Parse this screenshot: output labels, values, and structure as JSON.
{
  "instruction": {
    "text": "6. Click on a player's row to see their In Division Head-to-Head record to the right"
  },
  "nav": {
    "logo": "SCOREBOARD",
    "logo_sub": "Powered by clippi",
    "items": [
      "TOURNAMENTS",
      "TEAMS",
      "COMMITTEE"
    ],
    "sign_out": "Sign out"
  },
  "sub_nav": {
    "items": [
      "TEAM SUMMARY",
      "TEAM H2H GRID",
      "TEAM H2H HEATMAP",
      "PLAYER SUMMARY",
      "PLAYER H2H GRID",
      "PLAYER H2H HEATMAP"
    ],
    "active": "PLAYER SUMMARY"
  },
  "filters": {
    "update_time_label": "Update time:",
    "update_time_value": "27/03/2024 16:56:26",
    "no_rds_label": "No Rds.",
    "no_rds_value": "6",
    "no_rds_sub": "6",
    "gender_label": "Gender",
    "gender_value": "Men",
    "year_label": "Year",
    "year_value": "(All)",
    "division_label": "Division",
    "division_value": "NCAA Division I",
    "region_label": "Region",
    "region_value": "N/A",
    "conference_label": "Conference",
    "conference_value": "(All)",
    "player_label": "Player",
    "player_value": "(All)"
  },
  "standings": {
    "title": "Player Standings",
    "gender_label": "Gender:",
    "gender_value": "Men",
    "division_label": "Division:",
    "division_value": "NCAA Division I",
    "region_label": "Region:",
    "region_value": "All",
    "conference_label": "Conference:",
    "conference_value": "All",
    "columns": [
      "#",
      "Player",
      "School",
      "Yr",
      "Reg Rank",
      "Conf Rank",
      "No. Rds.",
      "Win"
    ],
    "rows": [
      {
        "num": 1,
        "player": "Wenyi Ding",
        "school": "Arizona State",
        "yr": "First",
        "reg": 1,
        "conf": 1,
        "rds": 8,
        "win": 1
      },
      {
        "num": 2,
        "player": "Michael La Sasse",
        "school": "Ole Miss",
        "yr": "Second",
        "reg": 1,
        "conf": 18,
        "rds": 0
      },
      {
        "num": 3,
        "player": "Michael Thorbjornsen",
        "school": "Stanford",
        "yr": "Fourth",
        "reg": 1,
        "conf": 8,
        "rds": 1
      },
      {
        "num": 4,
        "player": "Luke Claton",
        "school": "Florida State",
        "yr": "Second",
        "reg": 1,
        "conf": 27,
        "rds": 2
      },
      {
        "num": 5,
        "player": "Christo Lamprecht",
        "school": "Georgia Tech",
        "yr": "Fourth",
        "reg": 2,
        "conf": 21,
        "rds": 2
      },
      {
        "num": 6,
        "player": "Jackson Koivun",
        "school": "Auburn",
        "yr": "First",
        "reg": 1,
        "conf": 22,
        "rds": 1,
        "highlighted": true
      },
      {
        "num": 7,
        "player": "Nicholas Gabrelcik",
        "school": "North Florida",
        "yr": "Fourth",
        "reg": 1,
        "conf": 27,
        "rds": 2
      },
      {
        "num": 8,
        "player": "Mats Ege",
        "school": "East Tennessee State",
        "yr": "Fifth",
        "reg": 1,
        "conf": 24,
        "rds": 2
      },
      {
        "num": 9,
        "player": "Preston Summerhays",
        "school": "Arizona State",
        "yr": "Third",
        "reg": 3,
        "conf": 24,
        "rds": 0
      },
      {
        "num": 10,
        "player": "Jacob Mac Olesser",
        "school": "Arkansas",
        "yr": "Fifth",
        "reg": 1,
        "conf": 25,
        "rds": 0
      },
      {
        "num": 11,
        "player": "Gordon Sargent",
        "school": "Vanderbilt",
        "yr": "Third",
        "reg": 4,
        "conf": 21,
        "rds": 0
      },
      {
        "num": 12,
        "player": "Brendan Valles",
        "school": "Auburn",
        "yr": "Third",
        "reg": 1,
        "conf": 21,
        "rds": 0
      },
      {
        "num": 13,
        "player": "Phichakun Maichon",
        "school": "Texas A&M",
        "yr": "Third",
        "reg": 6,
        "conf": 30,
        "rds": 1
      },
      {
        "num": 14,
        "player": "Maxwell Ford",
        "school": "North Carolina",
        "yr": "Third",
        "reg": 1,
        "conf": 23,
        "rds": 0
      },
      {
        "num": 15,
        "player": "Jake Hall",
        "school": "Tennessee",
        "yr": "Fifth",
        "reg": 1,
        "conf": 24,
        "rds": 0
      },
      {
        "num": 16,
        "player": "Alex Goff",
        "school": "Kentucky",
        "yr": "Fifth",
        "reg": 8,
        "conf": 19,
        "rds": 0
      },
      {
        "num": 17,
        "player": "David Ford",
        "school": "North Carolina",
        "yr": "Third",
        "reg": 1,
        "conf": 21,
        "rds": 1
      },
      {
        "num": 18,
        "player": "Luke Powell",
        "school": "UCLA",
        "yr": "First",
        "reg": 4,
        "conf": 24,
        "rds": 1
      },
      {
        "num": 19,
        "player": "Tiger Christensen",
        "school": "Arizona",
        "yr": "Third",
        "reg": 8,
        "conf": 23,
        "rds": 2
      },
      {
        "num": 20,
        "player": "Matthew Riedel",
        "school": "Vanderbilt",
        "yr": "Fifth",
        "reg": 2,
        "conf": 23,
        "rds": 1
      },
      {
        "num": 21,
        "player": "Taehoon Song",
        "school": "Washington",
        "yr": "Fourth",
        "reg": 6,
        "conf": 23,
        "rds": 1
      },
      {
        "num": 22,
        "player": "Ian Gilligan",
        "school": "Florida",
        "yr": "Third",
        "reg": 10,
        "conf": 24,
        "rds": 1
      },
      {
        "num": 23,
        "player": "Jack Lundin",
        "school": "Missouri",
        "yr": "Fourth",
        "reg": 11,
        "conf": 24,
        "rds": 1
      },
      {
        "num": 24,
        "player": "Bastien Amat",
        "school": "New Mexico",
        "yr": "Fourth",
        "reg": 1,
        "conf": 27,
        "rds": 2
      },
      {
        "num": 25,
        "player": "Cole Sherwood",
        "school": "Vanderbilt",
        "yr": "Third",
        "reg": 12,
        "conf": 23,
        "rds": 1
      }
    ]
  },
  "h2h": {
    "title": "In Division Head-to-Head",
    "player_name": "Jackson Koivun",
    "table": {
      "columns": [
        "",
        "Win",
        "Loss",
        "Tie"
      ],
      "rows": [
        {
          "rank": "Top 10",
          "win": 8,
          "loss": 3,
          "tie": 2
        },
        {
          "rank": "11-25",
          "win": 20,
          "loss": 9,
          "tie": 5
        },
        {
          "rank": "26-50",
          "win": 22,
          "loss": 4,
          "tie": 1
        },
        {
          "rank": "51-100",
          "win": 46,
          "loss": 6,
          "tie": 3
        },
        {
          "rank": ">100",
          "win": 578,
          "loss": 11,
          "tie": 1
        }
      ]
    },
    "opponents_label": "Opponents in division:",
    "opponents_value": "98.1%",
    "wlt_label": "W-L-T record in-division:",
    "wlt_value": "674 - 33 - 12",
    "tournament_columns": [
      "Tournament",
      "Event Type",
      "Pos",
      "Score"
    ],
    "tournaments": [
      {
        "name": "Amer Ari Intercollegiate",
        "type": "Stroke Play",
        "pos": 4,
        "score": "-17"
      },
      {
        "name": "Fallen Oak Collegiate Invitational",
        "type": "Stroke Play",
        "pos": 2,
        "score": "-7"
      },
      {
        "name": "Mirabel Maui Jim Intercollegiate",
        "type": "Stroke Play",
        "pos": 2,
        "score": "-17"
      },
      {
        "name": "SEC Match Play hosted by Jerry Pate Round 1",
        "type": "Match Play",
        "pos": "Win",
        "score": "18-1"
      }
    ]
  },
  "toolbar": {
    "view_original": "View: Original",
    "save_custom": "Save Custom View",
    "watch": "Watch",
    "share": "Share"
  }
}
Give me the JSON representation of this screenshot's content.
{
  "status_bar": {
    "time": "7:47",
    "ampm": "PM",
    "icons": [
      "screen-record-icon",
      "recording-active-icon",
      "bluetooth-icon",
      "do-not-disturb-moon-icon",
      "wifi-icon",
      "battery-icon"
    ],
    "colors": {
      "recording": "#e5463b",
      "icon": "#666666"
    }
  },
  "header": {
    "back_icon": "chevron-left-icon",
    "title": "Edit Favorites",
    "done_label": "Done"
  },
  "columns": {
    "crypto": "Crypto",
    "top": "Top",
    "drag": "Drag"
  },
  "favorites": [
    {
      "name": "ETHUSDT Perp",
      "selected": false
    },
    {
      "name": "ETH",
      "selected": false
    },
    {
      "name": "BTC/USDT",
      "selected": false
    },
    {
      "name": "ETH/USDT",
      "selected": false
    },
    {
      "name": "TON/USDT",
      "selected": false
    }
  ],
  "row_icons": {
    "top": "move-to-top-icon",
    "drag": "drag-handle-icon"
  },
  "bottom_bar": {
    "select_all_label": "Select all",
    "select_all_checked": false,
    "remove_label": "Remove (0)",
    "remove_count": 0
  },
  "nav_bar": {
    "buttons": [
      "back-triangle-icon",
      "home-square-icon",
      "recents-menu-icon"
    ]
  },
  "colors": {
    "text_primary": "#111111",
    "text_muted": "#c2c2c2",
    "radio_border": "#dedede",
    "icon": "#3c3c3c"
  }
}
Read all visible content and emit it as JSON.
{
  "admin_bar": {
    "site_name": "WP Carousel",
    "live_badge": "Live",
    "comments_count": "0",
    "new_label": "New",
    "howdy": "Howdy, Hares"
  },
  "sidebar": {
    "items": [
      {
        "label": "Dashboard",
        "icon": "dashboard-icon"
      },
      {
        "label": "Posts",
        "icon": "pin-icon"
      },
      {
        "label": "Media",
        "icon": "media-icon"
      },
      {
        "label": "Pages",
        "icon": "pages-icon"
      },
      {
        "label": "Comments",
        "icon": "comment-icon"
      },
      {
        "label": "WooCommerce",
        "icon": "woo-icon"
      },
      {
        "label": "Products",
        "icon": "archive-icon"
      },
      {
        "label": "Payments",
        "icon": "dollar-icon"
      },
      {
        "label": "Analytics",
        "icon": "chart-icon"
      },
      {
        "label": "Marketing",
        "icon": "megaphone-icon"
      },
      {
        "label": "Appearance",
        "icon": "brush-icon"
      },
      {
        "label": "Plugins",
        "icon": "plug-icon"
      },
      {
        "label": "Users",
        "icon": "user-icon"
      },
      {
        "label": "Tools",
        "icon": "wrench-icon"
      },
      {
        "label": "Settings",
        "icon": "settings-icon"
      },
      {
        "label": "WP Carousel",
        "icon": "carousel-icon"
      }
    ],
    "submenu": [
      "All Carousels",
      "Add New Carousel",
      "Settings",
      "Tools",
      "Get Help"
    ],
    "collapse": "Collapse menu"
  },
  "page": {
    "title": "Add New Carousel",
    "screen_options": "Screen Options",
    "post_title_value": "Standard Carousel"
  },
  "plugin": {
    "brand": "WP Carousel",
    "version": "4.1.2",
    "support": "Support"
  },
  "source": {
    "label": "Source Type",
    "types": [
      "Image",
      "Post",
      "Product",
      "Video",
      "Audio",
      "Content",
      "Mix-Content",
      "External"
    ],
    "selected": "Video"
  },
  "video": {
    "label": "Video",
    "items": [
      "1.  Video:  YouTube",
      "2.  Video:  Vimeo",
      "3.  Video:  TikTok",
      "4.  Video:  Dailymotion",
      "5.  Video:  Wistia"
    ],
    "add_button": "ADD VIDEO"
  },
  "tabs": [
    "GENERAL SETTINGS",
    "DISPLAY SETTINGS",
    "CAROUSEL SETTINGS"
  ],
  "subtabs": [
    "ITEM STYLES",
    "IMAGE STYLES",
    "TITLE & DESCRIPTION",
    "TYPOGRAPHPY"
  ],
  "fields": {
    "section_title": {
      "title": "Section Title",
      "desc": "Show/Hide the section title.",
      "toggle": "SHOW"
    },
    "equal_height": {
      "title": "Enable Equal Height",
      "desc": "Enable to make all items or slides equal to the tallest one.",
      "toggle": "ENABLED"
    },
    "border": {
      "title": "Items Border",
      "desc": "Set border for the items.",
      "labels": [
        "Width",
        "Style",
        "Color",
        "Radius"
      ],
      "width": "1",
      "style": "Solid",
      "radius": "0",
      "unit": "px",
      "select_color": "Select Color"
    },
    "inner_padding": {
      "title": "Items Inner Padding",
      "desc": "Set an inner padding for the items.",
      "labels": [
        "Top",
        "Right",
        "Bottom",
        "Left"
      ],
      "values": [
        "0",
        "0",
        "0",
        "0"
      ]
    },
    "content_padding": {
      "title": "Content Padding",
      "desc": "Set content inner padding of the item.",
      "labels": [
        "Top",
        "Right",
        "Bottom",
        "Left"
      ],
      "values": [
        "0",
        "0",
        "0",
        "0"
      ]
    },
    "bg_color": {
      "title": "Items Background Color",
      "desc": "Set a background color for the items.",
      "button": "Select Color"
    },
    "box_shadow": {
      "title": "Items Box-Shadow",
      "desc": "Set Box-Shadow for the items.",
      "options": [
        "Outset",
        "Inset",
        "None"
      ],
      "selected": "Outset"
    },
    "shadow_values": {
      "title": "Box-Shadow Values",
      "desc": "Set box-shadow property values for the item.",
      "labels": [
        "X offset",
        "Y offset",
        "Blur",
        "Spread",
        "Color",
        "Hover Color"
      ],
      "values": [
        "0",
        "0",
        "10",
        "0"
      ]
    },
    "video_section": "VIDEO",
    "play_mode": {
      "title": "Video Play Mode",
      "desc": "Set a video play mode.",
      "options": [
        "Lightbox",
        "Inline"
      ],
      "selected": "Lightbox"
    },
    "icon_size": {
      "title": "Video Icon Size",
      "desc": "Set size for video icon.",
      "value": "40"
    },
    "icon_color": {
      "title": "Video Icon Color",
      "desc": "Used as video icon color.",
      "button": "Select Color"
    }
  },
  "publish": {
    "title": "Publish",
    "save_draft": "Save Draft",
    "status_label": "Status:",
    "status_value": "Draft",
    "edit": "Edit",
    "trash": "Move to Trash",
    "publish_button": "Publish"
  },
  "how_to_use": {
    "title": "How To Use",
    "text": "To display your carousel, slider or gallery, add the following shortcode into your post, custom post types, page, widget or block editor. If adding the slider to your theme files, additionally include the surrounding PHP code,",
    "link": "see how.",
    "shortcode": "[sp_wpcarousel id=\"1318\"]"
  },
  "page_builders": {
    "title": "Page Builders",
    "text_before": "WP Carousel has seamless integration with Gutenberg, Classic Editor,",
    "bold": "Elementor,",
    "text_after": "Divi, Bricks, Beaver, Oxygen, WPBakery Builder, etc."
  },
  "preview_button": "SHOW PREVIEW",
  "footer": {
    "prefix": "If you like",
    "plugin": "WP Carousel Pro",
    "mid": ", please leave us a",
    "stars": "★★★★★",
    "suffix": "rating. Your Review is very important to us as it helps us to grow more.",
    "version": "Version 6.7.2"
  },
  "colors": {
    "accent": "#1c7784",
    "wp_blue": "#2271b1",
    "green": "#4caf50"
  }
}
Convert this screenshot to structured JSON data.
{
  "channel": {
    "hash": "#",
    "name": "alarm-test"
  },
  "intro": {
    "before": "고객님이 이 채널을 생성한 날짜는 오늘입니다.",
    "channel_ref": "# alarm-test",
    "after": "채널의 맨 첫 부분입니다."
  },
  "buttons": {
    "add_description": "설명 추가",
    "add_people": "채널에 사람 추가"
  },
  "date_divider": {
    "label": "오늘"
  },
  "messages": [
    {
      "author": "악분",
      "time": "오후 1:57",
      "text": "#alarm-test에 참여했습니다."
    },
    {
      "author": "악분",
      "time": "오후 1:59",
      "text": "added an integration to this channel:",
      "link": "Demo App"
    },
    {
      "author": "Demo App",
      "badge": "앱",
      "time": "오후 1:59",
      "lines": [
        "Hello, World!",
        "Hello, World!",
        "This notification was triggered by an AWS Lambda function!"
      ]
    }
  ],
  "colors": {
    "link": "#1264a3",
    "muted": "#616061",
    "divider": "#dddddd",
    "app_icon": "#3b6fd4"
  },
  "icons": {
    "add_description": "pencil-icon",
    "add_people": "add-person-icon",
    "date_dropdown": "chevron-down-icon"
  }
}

.....

> [WHAT TO WORK ON]
From the data above, copy each line that has the string "Draft".

> [THE ANSWER]
    "save_draft": "Save Draft",
    "status_value": "Draft",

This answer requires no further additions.